**Excerpts from a figure dataset**.
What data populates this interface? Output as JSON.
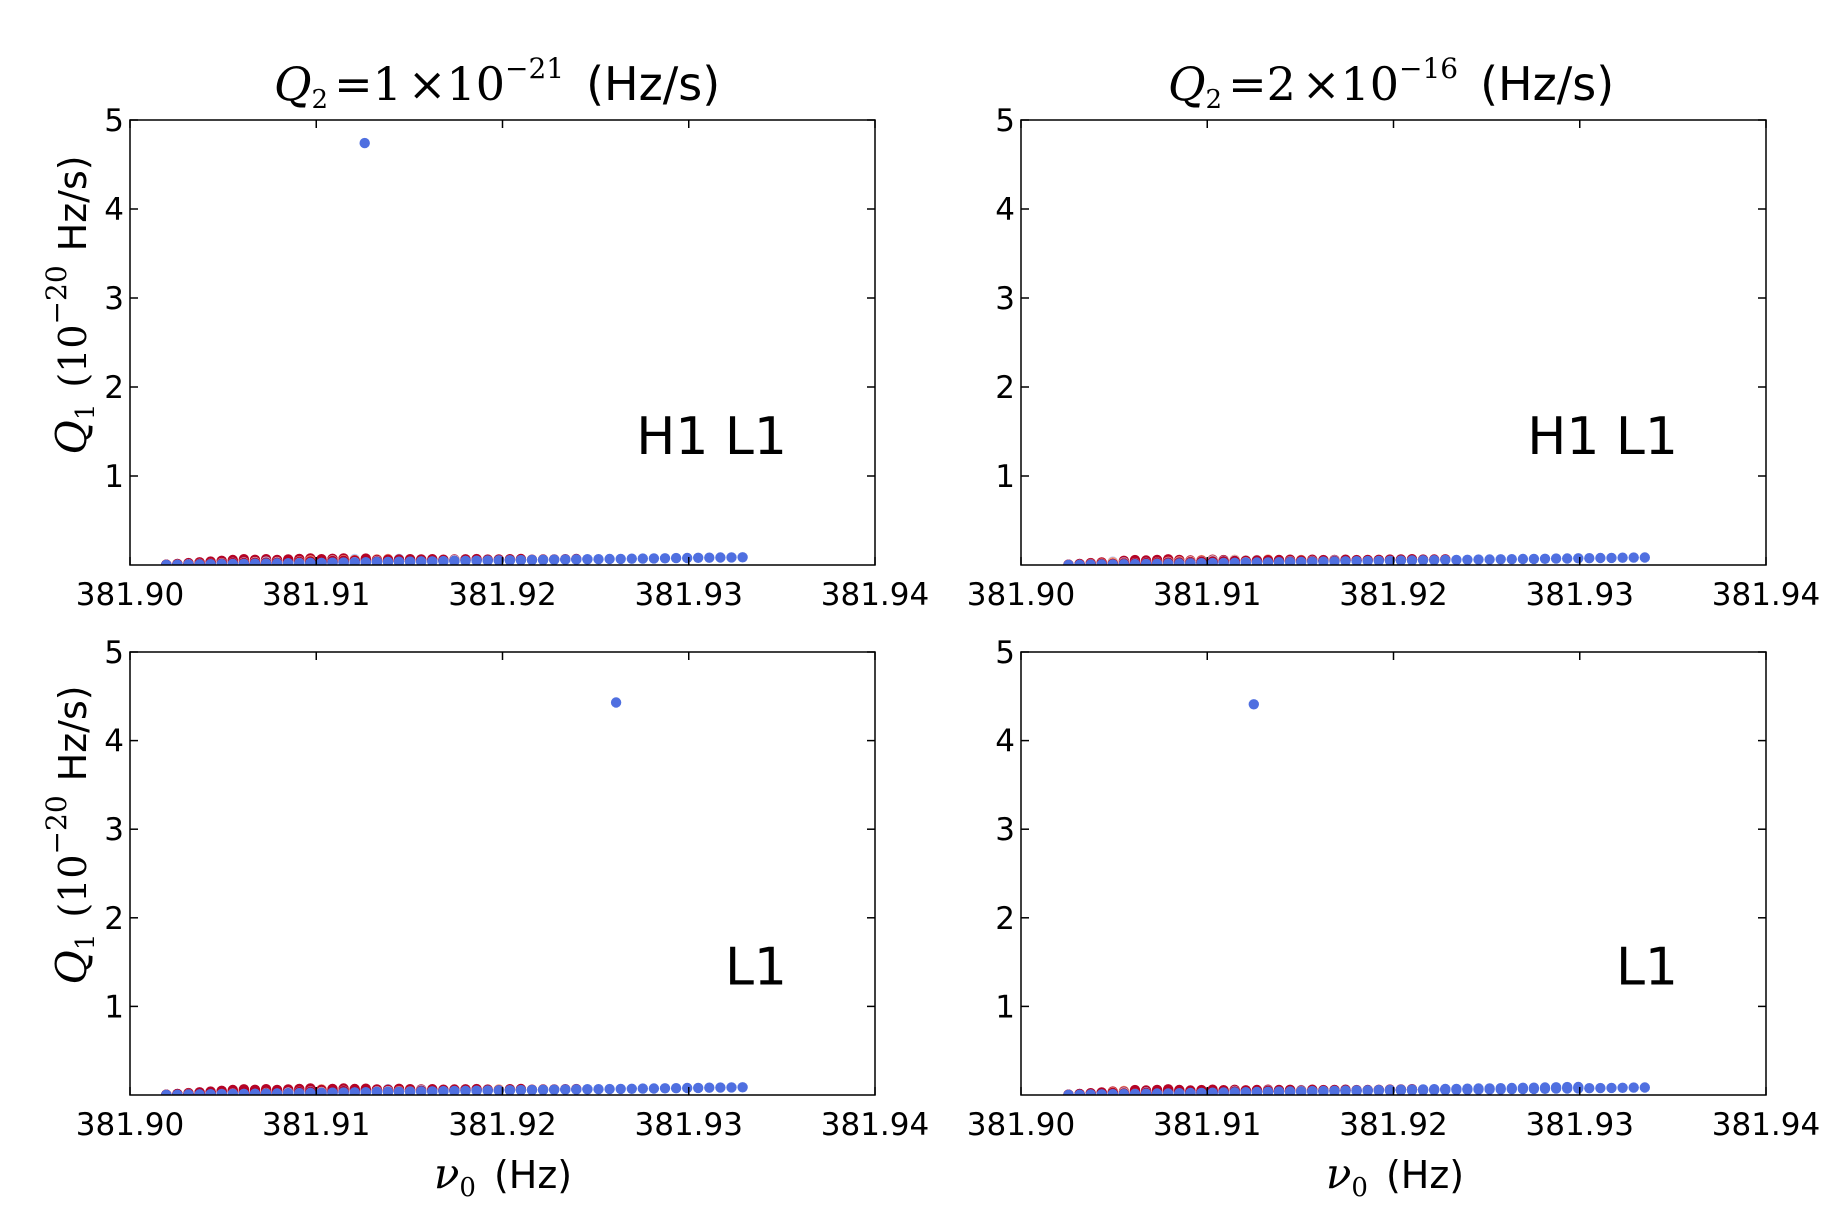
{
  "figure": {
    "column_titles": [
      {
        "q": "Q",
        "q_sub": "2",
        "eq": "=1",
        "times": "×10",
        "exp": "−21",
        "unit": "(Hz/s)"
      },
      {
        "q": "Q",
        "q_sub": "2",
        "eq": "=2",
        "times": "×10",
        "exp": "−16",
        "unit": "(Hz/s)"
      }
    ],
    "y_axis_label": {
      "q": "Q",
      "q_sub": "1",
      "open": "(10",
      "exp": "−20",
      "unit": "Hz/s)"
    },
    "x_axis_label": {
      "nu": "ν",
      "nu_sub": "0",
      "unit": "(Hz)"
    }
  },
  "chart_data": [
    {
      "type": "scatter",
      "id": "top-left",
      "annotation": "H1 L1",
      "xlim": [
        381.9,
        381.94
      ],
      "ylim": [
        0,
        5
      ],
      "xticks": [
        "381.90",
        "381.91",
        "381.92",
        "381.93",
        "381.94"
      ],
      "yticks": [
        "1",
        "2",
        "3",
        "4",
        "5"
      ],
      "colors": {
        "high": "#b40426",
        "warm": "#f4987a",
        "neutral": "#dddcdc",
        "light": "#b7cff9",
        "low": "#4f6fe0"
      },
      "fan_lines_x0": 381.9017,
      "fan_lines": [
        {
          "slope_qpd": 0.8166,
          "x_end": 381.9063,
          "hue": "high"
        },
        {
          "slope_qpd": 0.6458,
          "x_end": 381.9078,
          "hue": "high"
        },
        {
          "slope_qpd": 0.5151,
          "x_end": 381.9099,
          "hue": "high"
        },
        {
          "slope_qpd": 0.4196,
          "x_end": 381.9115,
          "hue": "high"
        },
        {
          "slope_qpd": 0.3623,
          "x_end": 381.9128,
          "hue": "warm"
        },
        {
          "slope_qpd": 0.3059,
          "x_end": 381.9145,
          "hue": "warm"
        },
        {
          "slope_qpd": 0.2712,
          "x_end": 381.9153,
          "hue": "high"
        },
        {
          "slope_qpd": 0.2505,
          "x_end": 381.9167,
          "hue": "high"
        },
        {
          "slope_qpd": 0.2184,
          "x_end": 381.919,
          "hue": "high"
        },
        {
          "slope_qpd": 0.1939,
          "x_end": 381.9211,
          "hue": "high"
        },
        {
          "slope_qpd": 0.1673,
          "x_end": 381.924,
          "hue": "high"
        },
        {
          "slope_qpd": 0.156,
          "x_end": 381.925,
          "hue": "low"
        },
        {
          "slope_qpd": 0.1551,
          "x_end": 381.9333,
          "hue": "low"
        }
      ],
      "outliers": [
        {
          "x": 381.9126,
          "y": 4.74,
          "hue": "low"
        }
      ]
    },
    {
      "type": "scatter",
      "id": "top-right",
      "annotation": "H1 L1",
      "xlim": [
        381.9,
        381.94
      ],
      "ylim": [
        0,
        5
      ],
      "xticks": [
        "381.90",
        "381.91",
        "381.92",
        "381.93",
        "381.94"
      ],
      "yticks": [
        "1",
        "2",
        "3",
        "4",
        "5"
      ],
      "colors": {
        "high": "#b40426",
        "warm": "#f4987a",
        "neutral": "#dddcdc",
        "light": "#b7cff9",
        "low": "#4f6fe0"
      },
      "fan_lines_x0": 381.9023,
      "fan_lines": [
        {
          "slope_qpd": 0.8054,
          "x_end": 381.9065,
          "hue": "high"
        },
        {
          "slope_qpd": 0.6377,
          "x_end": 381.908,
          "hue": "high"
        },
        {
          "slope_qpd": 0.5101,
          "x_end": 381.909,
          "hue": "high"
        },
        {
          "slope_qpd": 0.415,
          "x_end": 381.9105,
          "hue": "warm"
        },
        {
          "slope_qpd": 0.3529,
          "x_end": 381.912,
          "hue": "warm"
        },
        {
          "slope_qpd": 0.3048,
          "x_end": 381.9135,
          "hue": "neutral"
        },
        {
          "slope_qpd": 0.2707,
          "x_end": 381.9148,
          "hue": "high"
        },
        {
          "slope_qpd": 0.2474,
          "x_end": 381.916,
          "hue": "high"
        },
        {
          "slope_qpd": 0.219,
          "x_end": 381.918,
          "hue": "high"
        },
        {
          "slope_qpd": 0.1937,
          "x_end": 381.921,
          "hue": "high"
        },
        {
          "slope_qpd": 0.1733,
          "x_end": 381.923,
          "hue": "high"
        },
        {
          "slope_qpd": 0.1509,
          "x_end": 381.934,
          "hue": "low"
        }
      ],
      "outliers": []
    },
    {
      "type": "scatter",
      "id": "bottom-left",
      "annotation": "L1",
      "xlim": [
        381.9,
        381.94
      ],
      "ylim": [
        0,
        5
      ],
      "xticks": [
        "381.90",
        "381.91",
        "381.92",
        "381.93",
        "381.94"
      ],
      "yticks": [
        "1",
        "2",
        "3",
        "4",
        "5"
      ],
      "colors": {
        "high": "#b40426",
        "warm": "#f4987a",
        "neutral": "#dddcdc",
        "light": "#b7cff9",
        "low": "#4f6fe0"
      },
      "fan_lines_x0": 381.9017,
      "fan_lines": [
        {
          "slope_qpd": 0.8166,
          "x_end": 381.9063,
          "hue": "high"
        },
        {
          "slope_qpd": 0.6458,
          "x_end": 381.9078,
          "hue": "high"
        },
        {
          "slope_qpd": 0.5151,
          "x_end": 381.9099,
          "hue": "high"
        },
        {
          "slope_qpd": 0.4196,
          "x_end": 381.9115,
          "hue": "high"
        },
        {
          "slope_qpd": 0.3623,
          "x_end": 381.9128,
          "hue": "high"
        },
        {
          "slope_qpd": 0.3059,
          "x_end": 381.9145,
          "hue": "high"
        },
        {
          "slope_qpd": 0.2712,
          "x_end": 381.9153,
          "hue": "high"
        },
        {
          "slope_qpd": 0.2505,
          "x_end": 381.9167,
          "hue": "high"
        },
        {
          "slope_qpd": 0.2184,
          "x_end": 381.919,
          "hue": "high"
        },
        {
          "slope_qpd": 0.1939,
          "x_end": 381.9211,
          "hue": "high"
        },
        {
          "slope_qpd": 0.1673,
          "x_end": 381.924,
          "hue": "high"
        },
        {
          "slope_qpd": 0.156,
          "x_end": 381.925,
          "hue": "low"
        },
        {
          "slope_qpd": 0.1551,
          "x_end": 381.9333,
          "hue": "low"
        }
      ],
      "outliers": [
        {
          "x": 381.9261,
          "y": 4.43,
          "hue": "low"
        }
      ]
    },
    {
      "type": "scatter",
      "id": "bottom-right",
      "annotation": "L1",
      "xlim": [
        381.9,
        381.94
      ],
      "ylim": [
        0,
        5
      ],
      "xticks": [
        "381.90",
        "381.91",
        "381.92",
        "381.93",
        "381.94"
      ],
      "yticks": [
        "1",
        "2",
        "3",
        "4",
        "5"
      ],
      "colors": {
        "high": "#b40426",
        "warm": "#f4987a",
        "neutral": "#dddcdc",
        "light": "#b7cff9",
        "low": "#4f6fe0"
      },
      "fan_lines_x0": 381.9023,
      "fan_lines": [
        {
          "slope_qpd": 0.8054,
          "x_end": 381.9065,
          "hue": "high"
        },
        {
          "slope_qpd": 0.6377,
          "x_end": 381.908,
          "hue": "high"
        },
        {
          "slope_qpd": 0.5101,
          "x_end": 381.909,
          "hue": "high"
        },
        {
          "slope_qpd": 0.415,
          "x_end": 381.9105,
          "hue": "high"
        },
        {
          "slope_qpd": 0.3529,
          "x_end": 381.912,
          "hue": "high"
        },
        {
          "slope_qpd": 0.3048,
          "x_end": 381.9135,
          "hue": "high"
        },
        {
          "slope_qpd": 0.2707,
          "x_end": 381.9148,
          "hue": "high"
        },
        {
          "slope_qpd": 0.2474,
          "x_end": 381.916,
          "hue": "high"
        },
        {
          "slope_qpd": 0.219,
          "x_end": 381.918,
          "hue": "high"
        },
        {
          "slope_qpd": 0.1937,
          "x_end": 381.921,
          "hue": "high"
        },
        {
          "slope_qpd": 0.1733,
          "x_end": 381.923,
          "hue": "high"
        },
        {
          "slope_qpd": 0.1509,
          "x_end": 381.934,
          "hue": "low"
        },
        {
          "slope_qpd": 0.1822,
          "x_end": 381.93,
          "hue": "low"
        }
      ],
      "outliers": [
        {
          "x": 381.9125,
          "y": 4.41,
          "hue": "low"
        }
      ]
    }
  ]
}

==

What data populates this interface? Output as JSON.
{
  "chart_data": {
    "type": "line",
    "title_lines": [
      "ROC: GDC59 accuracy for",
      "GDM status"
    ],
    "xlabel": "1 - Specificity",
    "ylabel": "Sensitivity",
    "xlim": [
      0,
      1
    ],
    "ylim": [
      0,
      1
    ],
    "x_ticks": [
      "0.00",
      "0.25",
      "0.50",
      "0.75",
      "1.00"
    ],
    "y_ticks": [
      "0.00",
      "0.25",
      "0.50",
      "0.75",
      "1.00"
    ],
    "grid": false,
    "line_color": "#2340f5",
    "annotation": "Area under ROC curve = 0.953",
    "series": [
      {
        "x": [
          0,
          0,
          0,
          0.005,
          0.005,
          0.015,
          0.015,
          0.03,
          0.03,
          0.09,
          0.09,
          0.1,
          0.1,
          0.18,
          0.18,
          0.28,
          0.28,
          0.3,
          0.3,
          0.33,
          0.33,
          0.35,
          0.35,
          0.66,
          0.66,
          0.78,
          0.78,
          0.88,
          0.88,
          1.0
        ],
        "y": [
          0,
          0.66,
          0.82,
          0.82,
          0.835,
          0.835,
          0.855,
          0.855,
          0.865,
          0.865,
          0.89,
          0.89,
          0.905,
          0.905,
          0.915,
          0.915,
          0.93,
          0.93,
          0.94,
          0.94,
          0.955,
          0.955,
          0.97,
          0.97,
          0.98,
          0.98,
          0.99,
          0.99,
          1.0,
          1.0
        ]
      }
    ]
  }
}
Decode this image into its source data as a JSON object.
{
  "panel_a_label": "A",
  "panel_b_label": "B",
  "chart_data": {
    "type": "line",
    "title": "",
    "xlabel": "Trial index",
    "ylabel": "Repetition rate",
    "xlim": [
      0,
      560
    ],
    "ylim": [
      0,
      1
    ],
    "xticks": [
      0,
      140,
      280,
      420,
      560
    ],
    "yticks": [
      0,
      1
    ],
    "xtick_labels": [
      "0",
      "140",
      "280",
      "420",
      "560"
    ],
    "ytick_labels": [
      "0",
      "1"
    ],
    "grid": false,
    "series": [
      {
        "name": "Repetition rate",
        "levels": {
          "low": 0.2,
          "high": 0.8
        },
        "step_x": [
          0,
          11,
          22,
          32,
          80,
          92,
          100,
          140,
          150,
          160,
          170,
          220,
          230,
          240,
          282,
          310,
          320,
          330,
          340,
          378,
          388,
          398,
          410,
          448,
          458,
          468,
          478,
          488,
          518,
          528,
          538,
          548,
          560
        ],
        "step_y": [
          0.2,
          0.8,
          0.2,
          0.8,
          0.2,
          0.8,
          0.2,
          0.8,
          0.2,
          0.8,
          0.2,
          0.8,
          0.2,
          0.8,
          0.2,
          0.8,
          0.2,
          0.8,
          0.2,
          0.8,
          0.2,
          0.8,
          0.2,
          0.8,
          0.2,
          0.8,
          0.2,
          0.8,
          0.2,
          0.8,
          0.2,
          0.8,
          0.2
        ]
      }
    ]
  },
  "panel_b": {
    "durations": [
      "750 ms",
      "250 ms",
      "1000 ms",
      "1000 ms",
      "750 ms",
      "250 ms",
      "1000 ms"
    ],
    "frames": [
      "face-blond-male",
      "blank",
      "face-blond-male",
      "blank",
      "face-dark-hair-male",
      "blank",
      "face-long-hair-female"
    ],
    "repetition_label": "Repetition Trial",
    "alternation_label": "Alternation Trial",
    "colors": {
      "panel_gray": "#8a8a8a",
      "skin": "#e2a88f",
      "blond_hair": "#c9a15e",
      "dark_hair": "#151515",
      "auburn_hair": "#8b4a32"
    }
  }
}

* * *

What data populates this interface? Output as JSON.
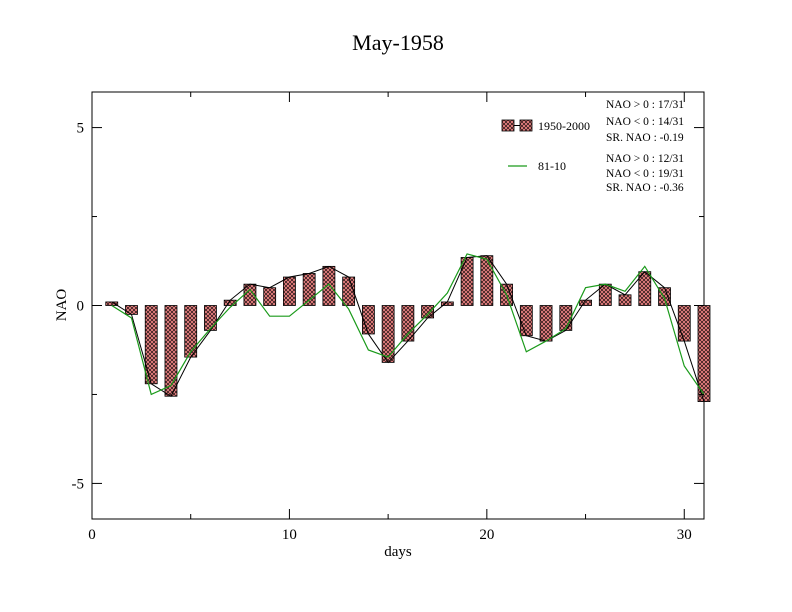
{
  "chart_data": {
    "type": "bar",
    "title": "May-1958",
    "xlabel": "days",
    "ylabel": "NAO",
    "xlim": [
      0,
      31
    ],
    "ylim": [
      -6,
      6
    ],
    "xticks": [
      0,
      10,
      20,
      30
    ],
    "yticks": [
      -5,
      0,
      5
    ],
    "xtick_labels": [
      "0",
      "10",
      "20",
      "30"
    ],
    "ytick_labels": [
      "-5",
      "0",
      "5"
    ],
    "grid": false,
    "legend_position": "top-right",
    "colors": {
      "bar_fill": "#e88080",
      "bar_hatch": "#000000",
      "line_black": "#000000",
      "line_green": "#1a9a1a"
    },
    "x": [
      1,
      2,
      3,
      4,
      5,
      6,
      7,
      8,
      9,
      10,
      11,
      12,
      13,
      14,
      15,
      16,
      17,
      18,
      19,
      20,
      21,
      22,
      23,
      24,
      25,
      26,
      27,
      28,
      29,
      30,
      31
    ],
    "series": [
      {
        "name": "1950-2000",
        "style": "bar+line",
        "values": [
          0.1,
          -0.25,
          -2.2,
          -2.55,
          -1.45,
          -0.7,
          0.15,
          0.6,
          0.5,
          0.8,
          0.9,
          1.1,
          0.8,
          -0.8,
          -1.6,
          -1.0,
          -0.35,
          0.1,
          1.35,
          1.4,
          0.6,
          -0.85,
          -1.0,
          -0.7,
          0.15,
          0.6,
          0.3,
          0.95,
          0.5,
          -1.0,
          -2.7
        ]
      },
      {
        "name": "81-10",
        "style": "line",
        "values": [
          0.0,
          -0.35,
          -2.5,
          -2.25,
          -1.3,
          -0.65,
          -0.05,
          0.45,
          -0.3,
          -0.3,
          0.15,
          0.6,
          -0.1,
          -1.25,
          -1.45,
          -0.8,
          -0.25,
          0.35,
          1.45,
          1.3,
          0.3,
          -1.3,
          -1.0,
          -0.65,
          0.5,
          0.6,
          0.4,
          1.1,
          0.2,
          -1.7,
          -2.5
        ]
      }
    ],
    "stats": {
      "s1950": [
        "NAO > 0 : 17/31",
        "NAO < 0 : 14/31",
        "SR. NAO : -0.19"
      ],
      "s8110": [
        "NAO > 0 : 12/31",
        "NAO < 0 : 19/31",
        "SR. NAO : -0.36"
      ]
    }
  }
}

**DIRECTIONS FOR THIS TASK**. In the material above, tally every line with the string "Repetition" in it, then give that number alone.

**ANSWER**. 3